#### SET PROBLEM
Go through the listing and pick out each line with the word "object" in it.

#### DATA FOR THE TASK
◇ ◇ ◇ ◇ ◇
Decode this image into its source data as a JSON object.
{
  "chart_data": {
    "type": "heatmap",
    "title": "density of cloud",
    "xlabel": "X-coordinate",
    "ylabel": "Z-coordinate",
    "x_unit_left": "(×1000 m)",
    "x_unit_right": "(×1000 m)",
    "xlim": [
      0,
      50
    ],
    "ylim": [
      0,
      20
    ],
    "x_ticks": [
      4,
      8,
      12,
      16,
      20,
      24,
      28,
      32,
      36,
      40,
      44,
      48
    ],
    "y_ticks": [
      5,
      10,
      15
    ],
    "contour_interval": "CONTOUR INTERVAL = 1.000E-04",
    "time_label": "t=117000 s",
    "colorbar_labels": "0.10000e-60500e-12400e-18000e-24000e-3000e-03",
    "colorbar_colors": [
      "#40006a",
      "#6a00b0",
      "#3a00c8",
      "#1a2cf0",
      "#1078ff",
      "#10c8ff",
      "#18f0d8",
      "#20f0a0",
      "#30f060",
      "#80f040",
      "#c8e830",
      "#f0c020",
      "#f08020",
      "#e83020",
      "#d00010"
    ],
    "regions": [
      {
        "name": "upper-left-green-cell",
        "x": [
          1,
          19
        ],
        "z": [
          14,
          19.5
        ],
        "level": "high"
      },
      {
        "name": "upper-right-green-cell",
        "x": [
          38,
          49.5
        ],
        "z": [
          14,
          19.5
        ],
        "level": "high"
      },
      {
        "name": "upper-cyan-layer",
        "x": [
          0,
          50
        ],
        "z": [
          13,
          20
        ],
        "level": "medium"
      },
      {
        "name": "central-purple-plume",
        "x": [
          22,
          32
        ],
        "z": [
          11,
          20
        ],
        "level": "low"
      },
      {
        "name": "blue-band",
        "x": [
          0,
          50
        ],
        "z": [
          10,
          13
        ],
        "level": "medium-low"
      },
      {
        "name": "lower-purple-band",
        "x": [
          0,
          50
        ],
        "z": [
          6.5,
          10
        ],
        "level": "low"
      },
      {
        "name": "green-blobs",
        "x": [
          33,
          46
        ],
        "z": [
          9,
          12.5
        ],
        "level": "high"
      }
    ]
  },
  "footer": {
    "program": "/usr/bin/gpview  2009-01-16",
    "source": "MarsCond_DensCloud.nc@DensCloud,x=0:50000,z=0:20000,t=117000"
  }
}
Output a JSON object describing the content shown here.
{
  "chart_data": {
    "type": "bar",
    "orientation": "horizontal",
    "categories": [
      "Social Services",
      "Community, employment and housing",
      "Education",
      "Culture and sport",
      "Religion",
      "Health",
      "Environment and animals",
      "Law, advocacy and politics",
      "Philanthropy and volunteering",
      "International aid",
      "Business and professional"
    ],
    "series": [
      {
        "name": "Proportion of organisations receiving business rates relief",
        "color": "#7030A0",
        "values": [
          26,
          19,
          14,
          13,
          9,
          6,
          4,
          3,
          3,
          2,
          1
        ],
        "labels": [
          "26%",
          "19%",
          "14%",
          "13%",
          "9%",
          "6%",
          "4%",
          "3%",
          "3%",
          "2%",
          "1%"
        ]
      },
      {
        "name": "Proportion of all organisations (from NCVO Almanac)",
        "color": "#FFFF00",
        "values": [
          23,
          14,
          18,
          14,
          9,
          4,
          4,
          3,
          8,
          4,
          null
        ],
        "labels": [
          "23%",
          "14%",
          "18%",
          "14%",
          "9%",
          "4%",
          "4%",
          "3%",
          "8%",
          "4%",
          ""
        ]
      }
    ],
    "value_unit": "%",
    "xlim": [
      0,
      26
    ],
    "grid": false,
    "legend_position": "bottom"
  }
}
◇ ◇ ◇ ◇ ◇
#### CORRECT RESULT
Decode this image into its source data as a JSON object.
Output a JSON object describing the content shown here.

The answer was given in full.